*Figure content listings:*
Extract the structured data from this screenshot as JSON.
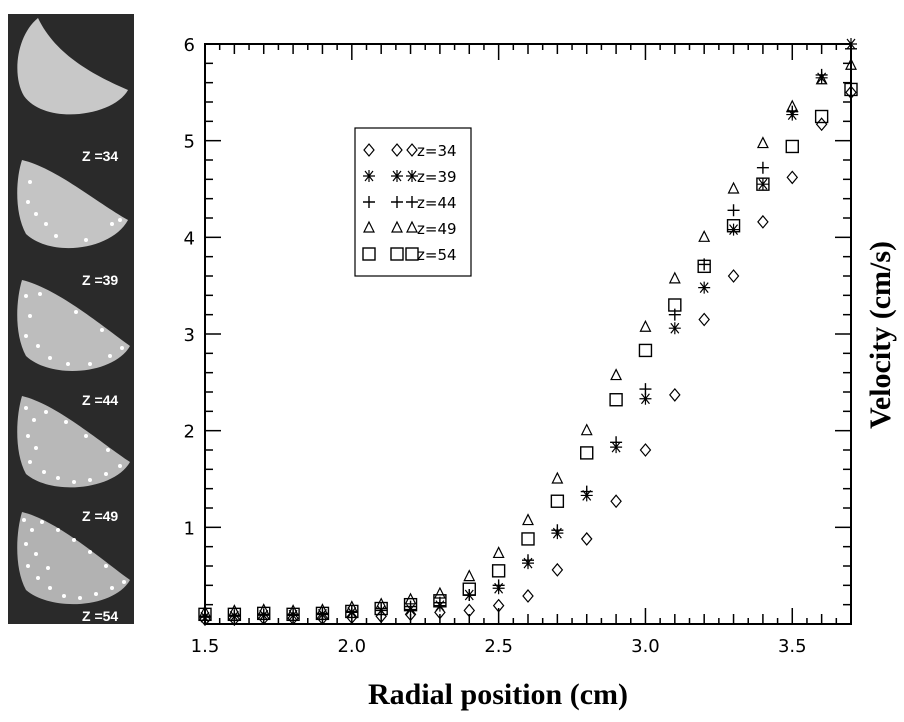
{
  "slice_labels": [
    "Z =34",
    "Z =39",
    "Z =44",
    "Z =49",
    "Z =54"
  ],
  "chart_data": {
    "type": "scatter",
    "title": "",
    "xlabel": "Radial position (cm)",
    "ylabel": "Velocity (cm/s)",
    "xlim": [
      1.5,
      3.7
    ],
    "ylim": [
      0,
      6
    ],
    "xticks": [
      "1.5",
      "2.0",
      "2.5",
      "3.0",
      "3.5"
    ],
    "yticks": [
      "1",
      "2",
      "3",
      "4",
      "5",
      "6"
    ],
    "legend_position": "upper-left",
    "grid": false,
    "x": [
      1.5,
      1.6,
      1.7,
      1.8,
      1.9,
      2.0,
      2.1,
      2.2,
      2.3,
      2.4,
      2.5,
      2.6,
      2.7,
      2.8,
      2.9,
      3.0,
      3.1,
      3.2,
      3.3,
      3.4,
      3.5,
      3.6,
      3.7
    ],
    "series": [
      {
        "name": "z=34",
        "marker": "diamond",
        "values": [
          0.05,
          0.05,
          0.06,
          0.06,
          0.06,
          0.07,
          0.08,
          0.1,
          0.12,
          0.14,
          0.19,
          0.29,
          0.56,
          0.88,
          1.27,
          1.8,
          2.37,
          3.15,
          3.6,
          4.16,
          4.62,
          5.17,
          5.5
        ]
      },
      {
        "name": "z=39",
        "marker": "star",
        "values": [
          0.07,
          0.08,
          0.09,
          0.09,
          0.1,
          0.12,
          0.14,
          0.15,
          0.19,
          0.3,
          0.37,
          0.63,
          0.94,
          1.33,
          1.83,
          2.33,
          3.06,
          3.48,
          4.08,
          4.55,
          5.27,
          5.65,
          6.0
        ]
      },
      {
        "name": "z=44",
        "marker": "plus",
        "values": [
          0.08,
          0.09,
          0.1,
          0.1,
          0.11,
          0.13,
          0.16,
          0.18,
          0.22,
          0.3,
          0.4,
          0.66,
          0.97,
          1.37,
          1.88,
          2.43,
          3.2,
          3.72,
          4.28,
          4.72,
          5.3,
          5.68,
          5.95
        ]
      },
      {
        "name": "z=49",
        "marker": "triangle",
        "values": [
          0.12,
          0.13,
          0.14,
          0.13,
          0.14,
          0.17,
          0.2,
          0.25,
          0.31,
          0.49,
          0.73,
          1.07,
          1.5,
          2.0,
          2.57,
          3.07,
          3.57,
          4.0,
          4.5,
          4.97,
          5.35,
          5.63,
          5.78
        ]
      },
      {
        "name": "z=54",
        "marker": "square",
        "values": [
          0.1,
          0.1,
          0.11,
          0.1,
          0.11,
          0.13,
          0.16,
          0.2,
          0.24,
          0.36,
          0.55,
          0.88,
          1.27,
          1.77,
          2.32,
          2.83,
          3.3,
          3.7,
          4.12,
          4.55,
          4.94,
          5.25,
          5.53
        ]
      }
    ]
  }
}
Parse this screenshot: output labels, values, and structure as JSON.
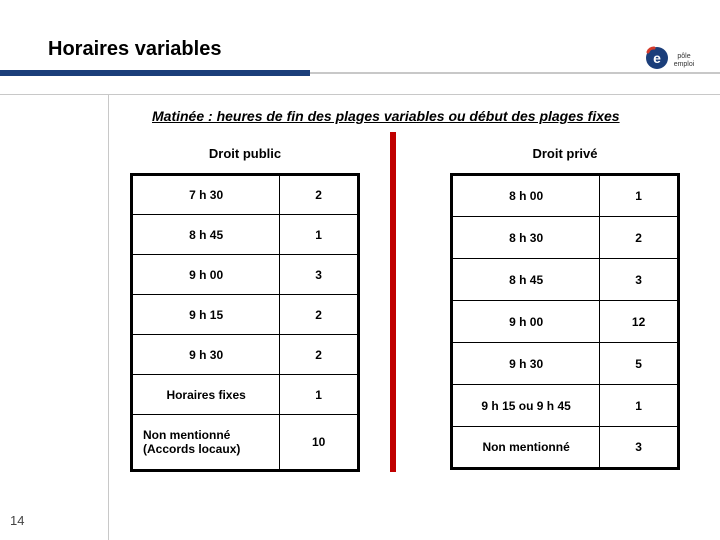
{
  "title": "Horaires variables",
  "subtitle": "Matinée : heures de fin des plages variables ou début des plages fixes",
  "page_number": "14",
  "colors": {
    "title_underline_blue": "#1b3e7a",
    "title_underline_grey": "#c8c8c8",
    "divider_red": "#c00000",
    "table_border": "#000000"
  },
  "logo": {
    "name": "pôle emploi",
    "circle_color": "#1b3e7a",
    "e_color": "#ffffff",
    "accent_color": "#d43a2a",
    "text_color": "#333333"
  },
  "left_table": {
    "title": "Droit public",
    "rows": [
      {
        "label": "7 h 30",
        "value": "2",
        "centered": true
      },
      {
        "label": "8 h 45",
        "value": "1",
        "centered": true
      },
      {
        "label": "9 h 00",
        "value": "3",
        "centered": true
      },
      {
        "label": "9 h 15",
        "value": "2",
        "centered": true
      },
      {
        "label": "9 h 30",
        "value": "2",
        "centered": true
      },
      {
        "label": "Horaires fixes",
        "value": "1",
        "centered": true
      },
      {
        "label": "Non mentionné (Accords locaux)",
        "value": "10",
        "centered": false,
        "tall": true
      }
    ]
  },
  "right_table": {
    "title": "Droit privé",
    "rows": [
      {
        "label": "8 h 00",
        "value": "1"
      },
      {
        "label": "8 h 30",
        "value": "2"
      },
      {
        "label": "8 h 45",
        "value": "3"
      },
      {
        "label": "9 h 00",
        "value": "12"
      },
      {
        "label": "9 h 30",
        "value": "5"
      },
      {
        "label": "9 h 15 ou 9 h 45",
        "value": "1"
      },
      {
        "label": "Non mentionné",
        "value": "3"
      }
    ]
  }
}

*TO DO:* What is the number of lines in the listing that include the word "Horaires"? Give that number and nothing else.

*TASK OUTPUT:* 2